▸ ENTRIES
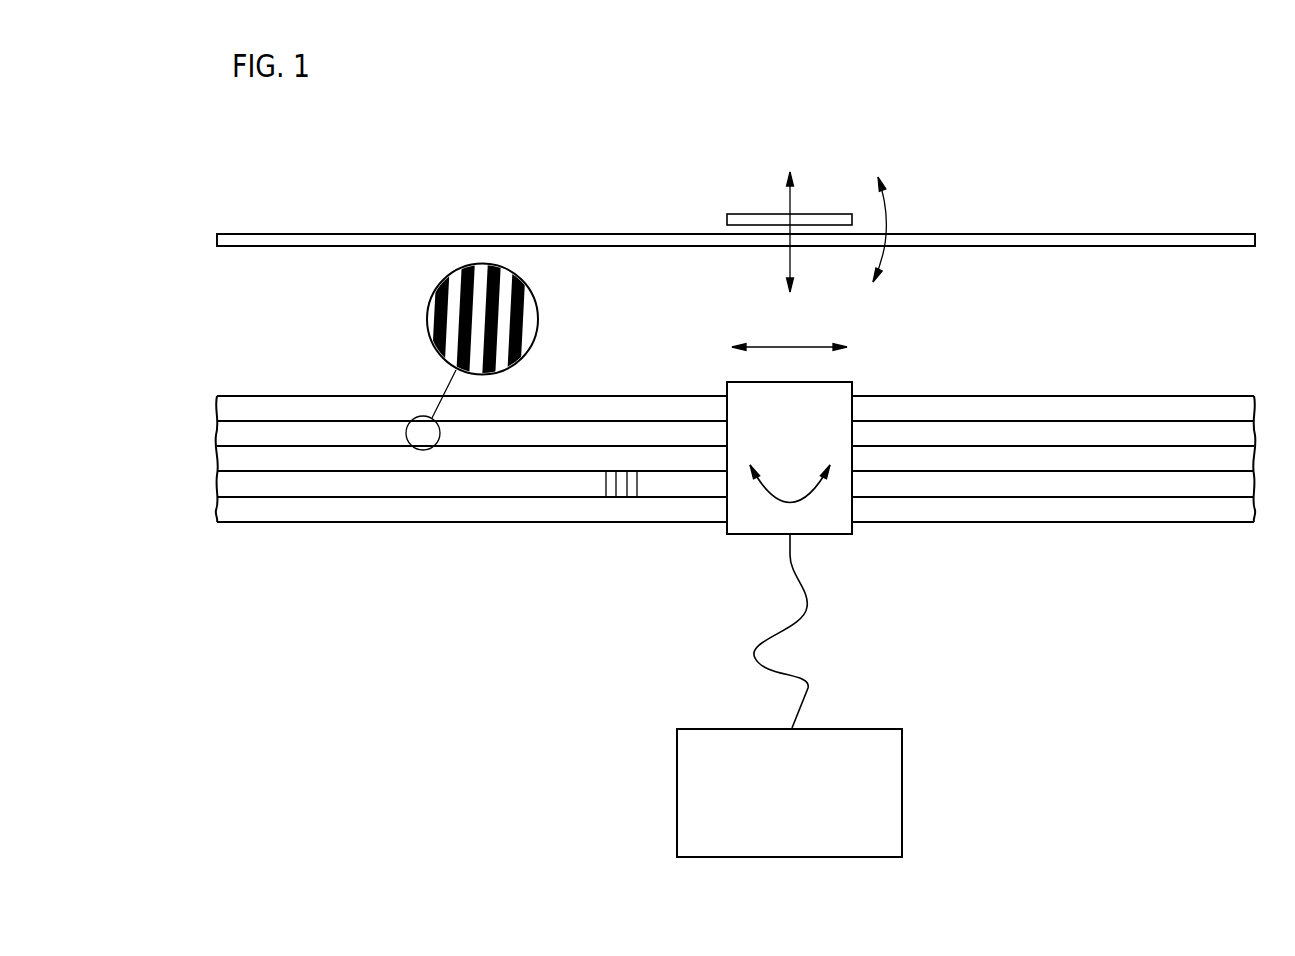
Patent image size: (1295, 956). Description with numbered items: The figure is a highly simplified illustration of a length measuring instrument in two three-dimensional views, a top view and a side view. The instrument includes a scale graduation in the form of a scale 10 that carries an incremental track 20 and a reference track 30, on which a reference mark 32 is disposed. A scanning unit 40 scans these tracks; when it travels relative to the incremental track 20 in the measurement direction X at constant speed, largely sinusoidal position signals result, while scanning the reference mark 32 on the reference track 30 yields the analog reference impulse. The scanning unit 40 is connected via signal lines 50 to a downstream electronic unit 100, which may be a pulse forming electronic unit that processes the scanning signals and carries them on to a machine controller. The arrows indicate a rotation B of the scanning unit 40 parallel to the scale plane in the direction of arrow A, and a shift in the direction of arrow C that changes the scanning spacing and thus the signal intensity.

The scale 10 is at (1212, 246).
The incremental track 20 is at (1102, 420).
The reference track 30 is at (438, 498).
The reference mark 32 is at (627, 498).
The scanning unit 40 is at (752, 214).
The signal lines 50 is at (808, 688).
The downstream electronic unit 100 is at (902, 788).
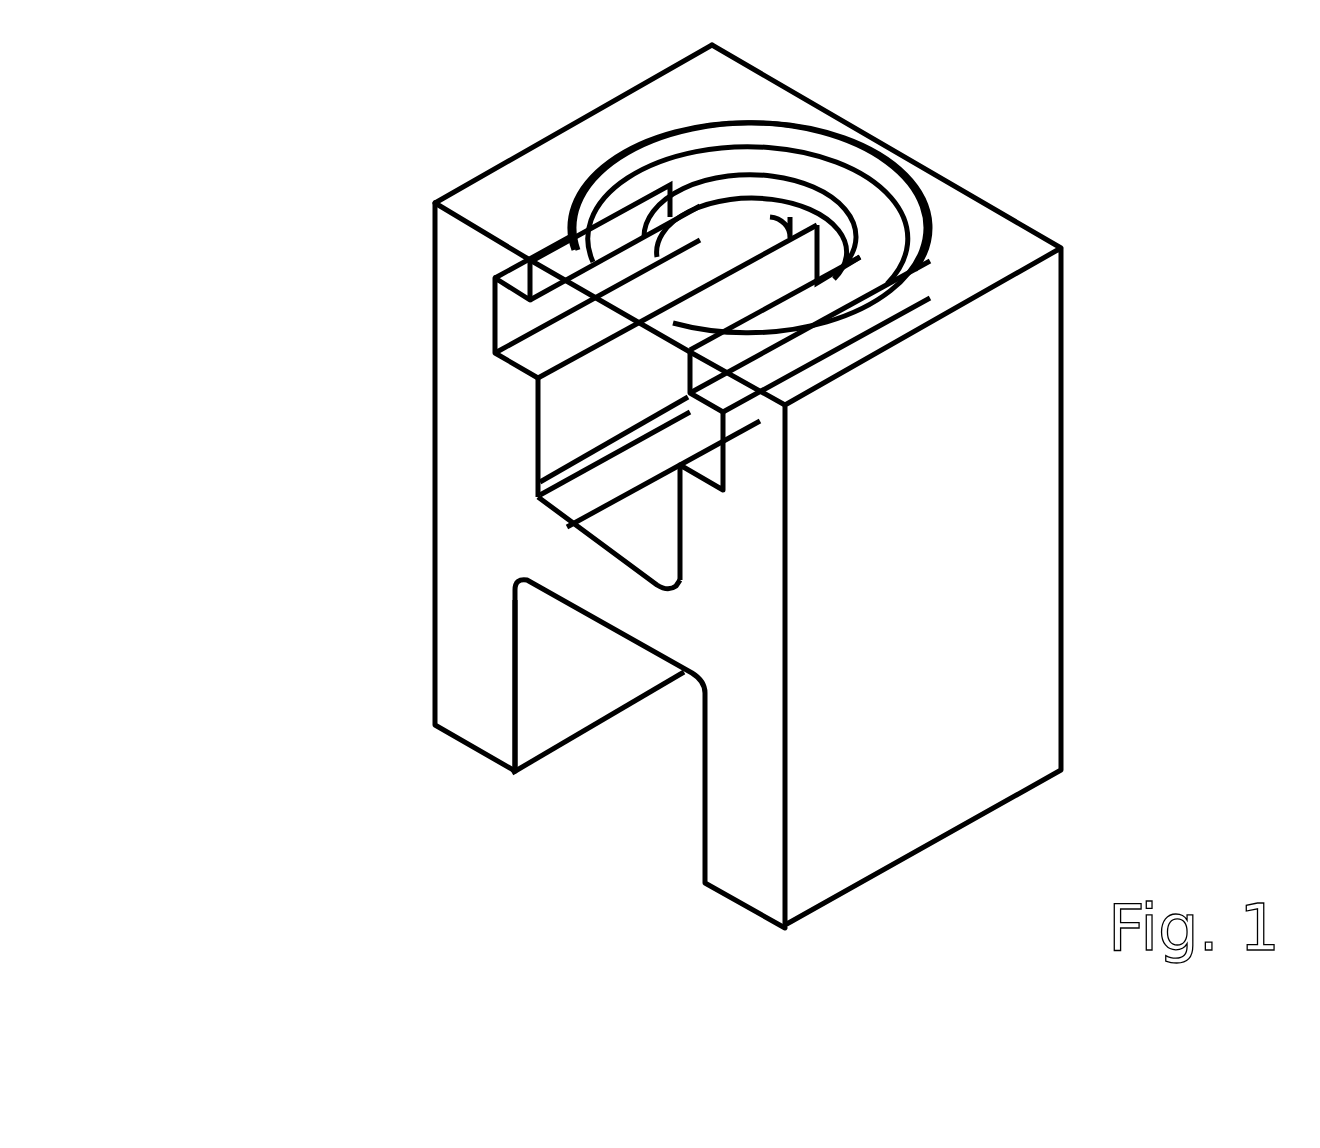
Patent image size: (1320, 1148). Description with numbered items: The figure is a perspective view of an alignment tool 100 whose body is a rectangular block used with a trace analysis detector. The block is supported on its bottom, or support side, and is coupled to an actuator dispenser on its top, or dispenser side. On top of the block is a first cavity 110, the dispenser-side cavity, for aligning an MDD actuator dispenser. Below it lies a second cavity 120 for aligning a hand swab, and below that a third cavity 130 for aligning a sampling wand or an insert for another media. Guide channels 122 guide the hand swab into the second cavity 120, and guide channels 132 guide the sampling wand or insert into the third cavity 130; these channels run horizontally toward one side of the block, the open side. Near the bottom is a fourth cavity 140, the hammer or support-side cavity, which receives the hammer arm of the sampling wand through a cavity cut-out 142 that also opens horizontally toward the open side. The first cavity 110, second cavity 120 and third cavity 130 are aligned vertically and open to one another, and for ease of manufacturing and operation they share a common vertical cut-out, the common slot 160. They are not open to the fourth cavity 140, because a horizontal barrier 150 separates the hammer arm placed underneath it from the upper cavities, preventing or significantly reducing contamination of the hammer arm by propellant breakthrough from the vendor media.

▸ WHAT THE TASK ASKS
Rewrite every line of the entries above as one numbered list, leaving out blank lines and the pictures.

▸ EXERCISE OUTPUT
1. Patent image size: (1295, 956). Description with numbered items: The figure is a highly simplified illustration of a length measuring instrument in two three-dimensional views, a top view and a side view. The instrument includes a scale graduation in the form of a scale 10 that carries an incremental track 20 and a reference track 30, on which a reference mark 32 is disposed. A scanning unit 40 scans these tracks; when it travels relative to the incremental track 20 in the measurement direction X at constant speed, largely sinusoidal position signals result, while scanning the reference mark 32 on the reference track 30 yields the analog reference impulse. The scanning unit 40 is connected via signal lines 50 to a downstream electronic unit 100, which may be a pulse forming electronic unit that processes the scanning signals and carries them on to a machine controller. The arrows indicate a rotation B of the scanning unit 40 parallel to the scale plane in the direction of arrow A, and a shift in the direction of arrow C that changes the scanning spacing and thus the signal intensity.
2. The scale 10 is at (1212, 246).
3. The incremental track 20 is at (1102, 420).
4. The reference track 30 is at (438, 498).
5. The reference mark 32 is at (627, 498).
6. The scanning unit 40 is at (752, 214).
7. The signal lines 50 is at (808, 688).
8. The downstream electronic unit 100 is at (902, 788).
9. Patent image size: (1320, 1148). Description with numbered items: The figure is a perspective view of an alignment tool 100 whose body is a rectangular block used with a trace analysis detector. The block is supported on its bottom, or support side, and is coupled to an actuator dispenser on its top, or dispenser side. On top of the block is a first cavity 110, the dispenser-side cavity, for aligning an MDD actuator dispenser. Below it lies a second cavity 120 for aligning a hand swab, and below that a third cavity 130 for aligning a sampling wand or an insert for another media. Guide channels 122 guide the hand swab into the second cavity 120, and guide channels 132 guide the sampling wand or insert into the third cavity 130; these channels run horizontally toward one side of the block, the open side. Near the bottom is a fourth cavity 140, the hammer or support-side cavity, which receives the hammer arm of the sampling wand through a cavity cut-out 142 that also opens horizontally toward the open side. The first cavity 110, second cavity 120 and third cavity 130 are aligned vertically and open to one another, and for ease of manufacturing and operation they share a common vertical cut-out, the common slot 160. They are not open to the fourth cavity 140, because a horizontal barrier 150 separates the hammer arm placed underneath it from the upper cavities, preventing or significantly reducing contamination of the hammer arm by propellant breakthrough from the vendor media.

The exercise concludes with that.